Given problem
Identify every line containing the word "NATIONAL" and reproduce each one.

Raw records:
<<<<

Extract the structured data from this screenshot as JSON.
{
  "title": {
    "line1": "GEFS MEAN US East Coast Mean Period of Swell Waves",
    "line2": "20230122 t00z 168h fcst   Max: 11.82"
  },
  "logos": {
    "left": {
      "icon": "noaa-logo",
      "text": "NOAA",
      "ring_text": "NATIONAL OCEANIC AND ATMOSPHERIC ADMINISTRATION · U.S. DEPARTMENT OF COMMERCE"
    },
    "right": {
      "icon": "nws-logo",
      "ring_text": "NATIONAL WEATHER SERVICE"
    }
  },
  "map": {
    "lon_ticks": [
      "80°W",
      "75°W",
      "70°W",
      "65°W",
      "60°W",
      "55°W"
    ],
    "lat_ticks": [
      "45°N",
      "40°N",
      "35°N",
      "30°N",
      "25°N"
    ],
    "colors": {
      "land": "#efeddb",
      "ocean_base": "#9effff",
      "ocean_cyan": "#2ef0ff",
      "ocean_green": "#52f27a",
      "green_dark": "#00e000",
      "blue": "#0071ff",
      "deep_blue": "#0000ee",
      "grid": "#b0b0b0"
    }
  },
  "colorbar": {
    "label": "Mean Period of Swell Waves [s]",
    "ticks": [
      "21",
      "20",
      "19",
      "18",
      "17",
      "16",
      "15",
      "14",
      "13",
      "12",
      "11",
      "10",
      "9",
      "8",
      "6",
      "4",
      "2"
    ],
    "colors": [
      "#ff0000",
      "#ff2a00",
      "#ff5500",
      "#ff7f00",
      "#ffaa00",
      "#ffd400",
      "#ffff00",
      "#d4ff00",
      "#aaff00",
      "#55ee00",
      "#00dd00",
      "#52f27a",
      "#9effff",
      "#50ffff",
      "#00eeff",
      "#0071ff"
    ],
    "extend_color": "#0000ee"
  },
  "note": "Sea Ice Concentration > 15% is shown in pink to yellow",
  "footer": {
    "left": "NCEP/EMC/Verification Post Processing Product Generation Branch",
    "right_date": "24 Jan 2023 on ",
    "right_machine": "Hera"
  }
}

>>>>

Answer
      "ring_text": "NATIONAL OCEANIC AND ATMOSPHERIC ADMINISTRATION · U.S. DEPARTMENT OF COMMERCE"
      "ring_text": "NATIONAL WEATHER SERVICE"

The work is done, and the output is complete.